How many lines of the records hold the string "What"? Reply with the number alone.

Supplied records »
start

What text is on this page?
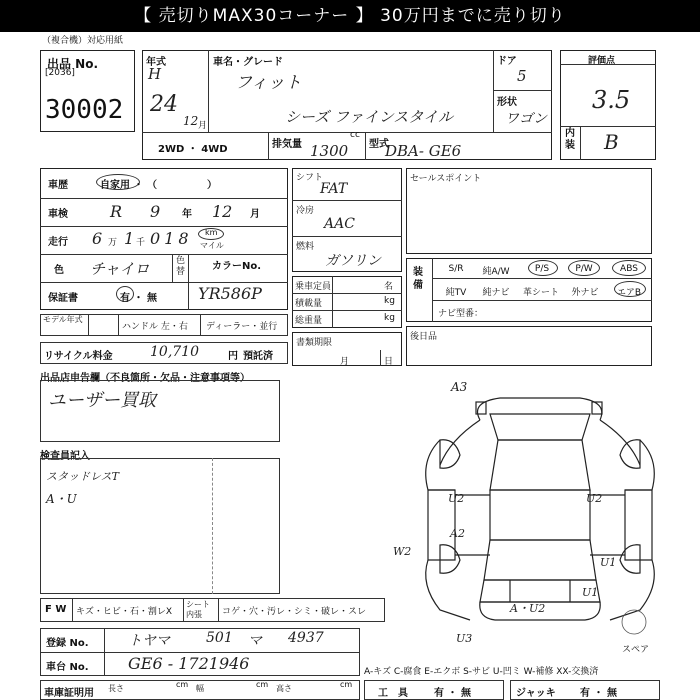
【 売切りMAX30コーナー 】 30万円までに売り切り
（複合機）対応用紙
出品 No.
[2036]
30002
年式
H
24
12 月
車名・グレード
フィット
シーズ ファインスタイル
ドア
5
形状
ワゴン
2WD ・ 4WD	排気量
cc
1300 型式
DBA- GE6
評価点
3.5
内装 B
車歴	自家用 ・ （　　　　　）
車検	R 9 年 12 月
走行 6 万 1 千 018 km
マイル
色 チャイロ	色替	カラーNo.
YR586P
保証書	有 ・ 無
モデル年式
ハンドル 左・右 ディーラー・並行
リサイクル料金	10,710	円 預託済
シフト
FAT
冷房
AAC
燃料
ガソリン
乗車定員	名
積載量	kg
総重量	kg
書類期限
月	日
セールスポイント
装備
S/R	純A/W	P/S	P/W	ABS
純TV	純ナビ	革シート	外ナビ	エアB
ナビ型番：
後日品
出品店申告欄（不良箇所・欠品・注意事項等）
ユーザー買取
検査員記入
スタッドレスT
A・U
A3
U2	U2
A2
W2
U1
A・U2
U1
U3
スペア
F W キズ・ヒビ・石・割レX
シート内張	コゲ・穴・汚レ・シミ・破レ・スレ
登録 No.	トヤマ	501 マ 4937
車台 No. GE6 - 1721946	A-キズ C-腐食 E-エクボ S-サビ U-凹ミ W-補修 XX-交換済
車庫証明用 長さ	cm 幅	cm 高さ	cm
工　具	有 ・ 無	ジャッキ 有 ・ 無
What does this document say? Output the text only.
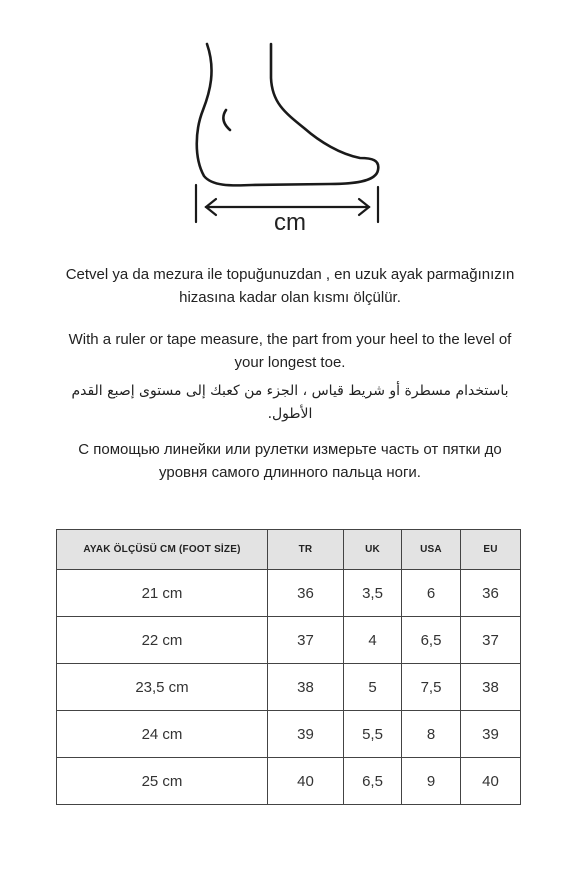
cm
Cetvel ya da mezura ile topuğunuzdan , en uzuk ayak parmağınızın hizasına kadar olan kısmı ölçülür.
With a ruler or tape measure, the part from your heel to the level of your longest toe.
باستخدام مسطرة أو شريط قياس ، الجزء من كعبك إلى مستوى إصبع القدم الأطول.
С помощью линейки или рулетки измерьте часть от пятки до уровня самого длинного пальца ноги.
AYAK ÖLÇÜSÜ CM (FOOT SİZE)	TR	UK	USA	EU
21 cm	36	3,5	6	36
22 cm	37	4	6,5	37
23,5 cm	38	5	7,5	38
24 cm	39	5,5	8	39
25 cm	40	6,5	9	40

end

Task response »
2